Recorded data
********

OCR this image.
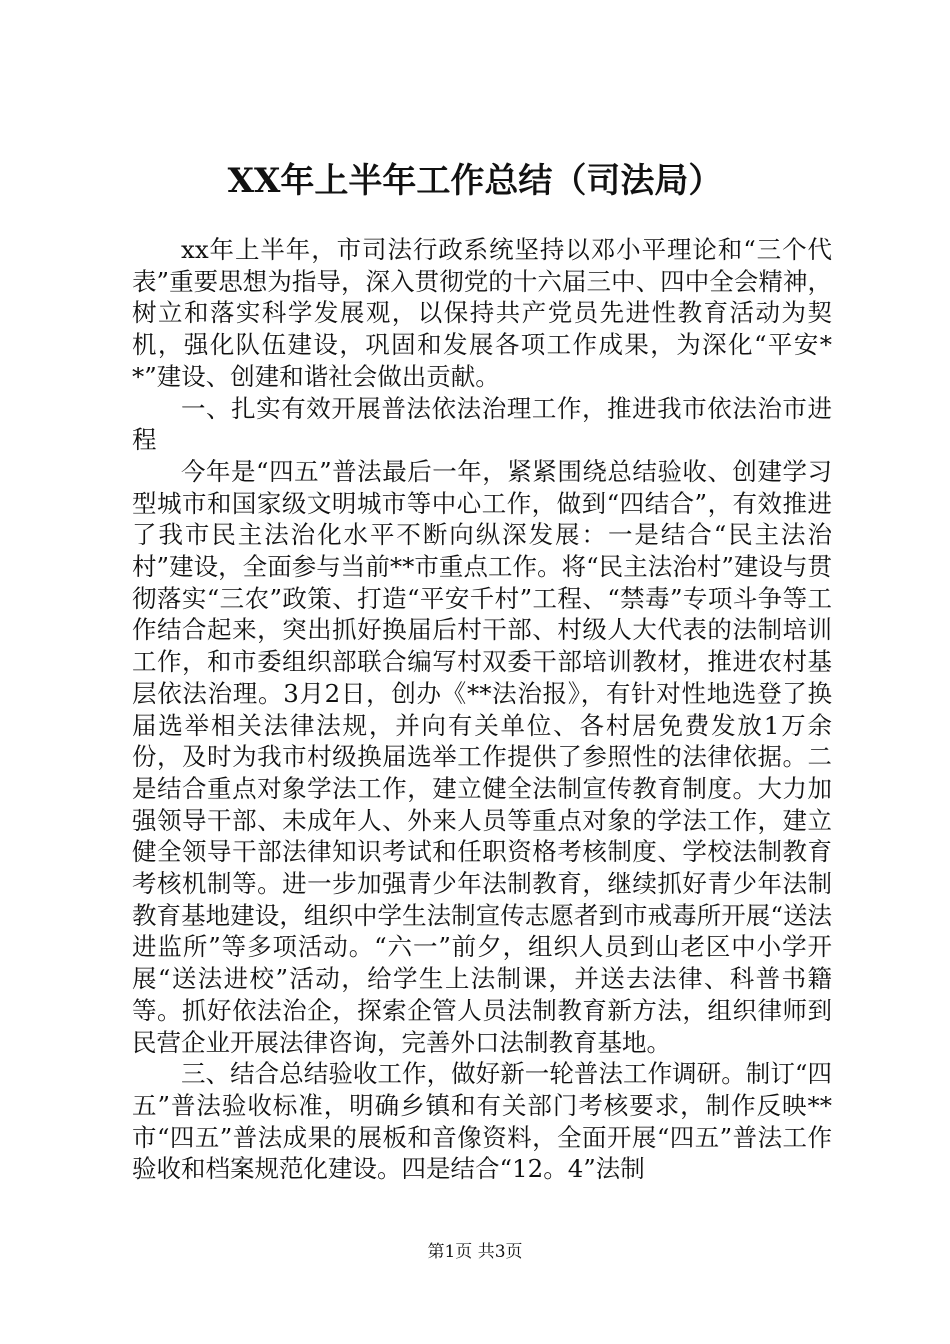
XX年上半年工作总结（司法局）

xx年上半年，市司法行政系统坚持以邓小平理论和“三个代表”重要思想为指导，深入贯彻党的十六届三中、四中全会精神，树立和落实科学发展观，以保持共产党员先进性教育活动为契机，强化队伍建设，巩固和发展各项工作成果，为深化“平安**”建设、创建和谐社会做出贡献。

一、扎实有效开展普法依法治理工作，推进我市依法治市进程

今年是“四五”普法最后一年，紧紧围绕总结验收、创建学习型城市和国家级文明城市等中心工作，做到“四结合”，有效推进了我市民主法治化水平不断向纵深发展：一是结合“民主法治村”建设，全面参与当前**市重点工作。将“民主法治村”建设与贯彻落实“三农”政策、打造“平安千村”工程、“禁毒”专项斗争等工作结合起来，突出抓好换届后村干部、村级人大代表的法制培训工作，和市委组织部联合编写村双委干部培训教材，推进农村基层依法治理。3月2日，创办《**法治报》，有针对性地选登了换届选举相关法律法规，并向有关单位、各村居免费发放1万余份，及时为我市村级换届选举工作提供了参照性的法律依据。二是结合重点对象学法工作，建立健全法制宣传教育制度。大力加强领导干部、未成年人、外来人员等重点对象的学法工作，建立健全领导干部法律知识考试和任职资格考核制度、学校法制教育考核机制等。进一步加强青少年法制教育，继续抓好青少年法制教育基地建设，组织中学生法制宣传志愿者到市戒毒所开展“送法进监所”等多项活动。“六一”前夕，组织人员到山老区中小学开展“送法进校”活动，给学生上法制课，并送去法律、科普书籍等。抓好依法治企，探索企管人员法制教育新方法，组织律师到民营企业开展法律咨询，完善外口法制教育基地。

三、结合总结验收工作，做好新一轮普法工作调研。制订“四五”普法验收标准，明确乡镇和有关部门考核要求，制作反映**市“四五”普法成果的展板和音像资料，全面开展“四五”普法工作验收和档案规范化建设。四是结合“12。4”法制

第1页 共3页
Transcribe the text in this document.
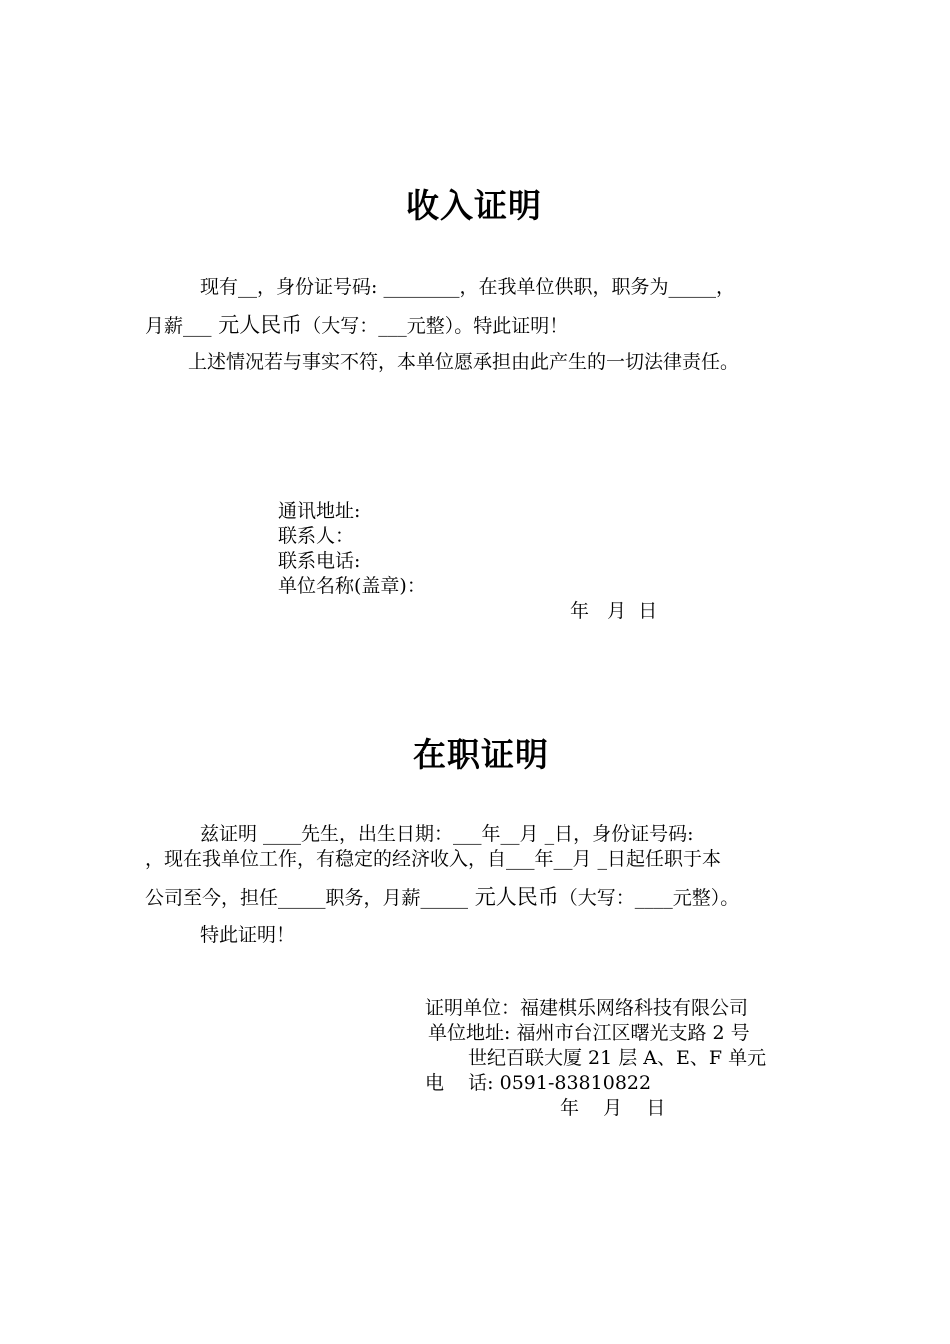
收入证明
现有__，身份证号码: ________，在我单位供职，职务为_____，
月薪___ 元人民币（大写：___元整）。特此证明！
上述情况若与事实不符，本单位愿承担由此产生的一切法律责任。
通讯地址:
联系人：
联系电话:
单位名称(盖章)：
年   月  日
在职证明
兹证明 ____先生，出生日期：___年__月 _日，身份证号码:
，现在我单位工作，有稳定的经济收入，自___年__月 _日起任职于本
公司至今，担任_____职务，月薪_____ 元人民币（大写：____元整）。
特此证明！
证明单位：福建棋乐网络科技有限公司
单位地址: 福州市台江区曙光支路 2 号
世纪百联大厦 21 层 A、E、F 单元
电    话: 0591-83810822
年    月    日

********

EXERCISE -
Print all entries exactly. The images do not belong in the copy.

EXERCISE RESULT -
OCR this image.
XX年上半年工作总结（司法局）

xx年上半年，市司法行政系统坚持以邓小平理论和“三个代表”重要思想为指导，深入贯彻党的十六届三中、四中全会精神，树立和落实科学发展观，以保持共产党员先进性教育活动为契机，强化队伍建设，巩固和发展各项工作成果，为深化“平安**”建设、创建和谐社会做出贡献。

一、扎实有效开展普法依法治理工作，推进我市依法治市进程

今年是“四五”普法最后一年，紧紧围绕总结验收、创建学习型城市和国家级文明城市等中心工作，做到“四结合”，有效推进了我市民主法治化水平不断向纵深发展：一是结合“民主法治村”建设，全面参与当前**市重点工作。将“民主法治村”建设与贯彻落实“三农”政策、打造“平安千村”工程、“禁毒”专项斗争等工作结合起来，突出抓好换届后村干部、村级人大代表的法制培训工作，和市委组织部联合编写村双委干部培训教材，推进农村基层依法治理。3月2日，创办《**法治报》，有针对性地选登了换届选举相关法律法规，并向有关单位、各村居免费发放1万余份，及时为我市村级换届选举工作提供了参照性的法律依据。二是结合重点对象学法工作，建立健全法制宣传教育制度。大力加强领导干部、未成年人、外来人员等重点对象的学法工作，建立健全领导干部法律知识考试和任职资格考核制度、学校法制教育考核机制等。进一步加强青少年法制教育，继续抓好青少年法制教育基地建设，组织中学生法制宣传志愿者到市戒毒所开展“送法进监所”等多项活动。“六一”前夕，组织人员到山老区中小学开展“送法进校”活动，给学生上法制课，并送去法律、科普书籍等。抓好依法治企，探索企管人员法制教育新方法，组织律师到民营企业开展法律咨询，完善外口法制教育基地。

三、结合总结验收工作，做好新一轮普法工作调研。制订“四五”普法验收标准，明确乡镇和有关部门考核要求，制作反映**市“四五”普法成果的展板和音像资料，全面开展“四五”普法工作验收和档案规范化建设。四是结合“12。4”法制

第1页 共3页
Transcribe the text in this document.
收入证明
现有__，身份证号码: ________，在我单位供职，职务为_____，
月薪___ 元人民币（大写：___元整）。特此证明！
上述情况若与事实不符，本单位愿承担由此产生的一切法律责任。
通讯地址:
联系人：
联系电话:
单位名称(盖章)：
年   月  日
在职证明
兹证明 ____先生，出生日期：___年__月 _日，身份证号码:
，现在我单位工作，有稳定的经济收入，自___年__月 _日起任职于本
公司至今，担任_____职务，月薪_____ 元人民币（大写：____元整）。
特此证明！
证明单位：福建棋乐网络科技有限公司
单位地址: 福州市台江区曙光支路 2 号
世纪百联大厦 21 层 A、E、F 单元
电    话: 0591-83810822
年    月    日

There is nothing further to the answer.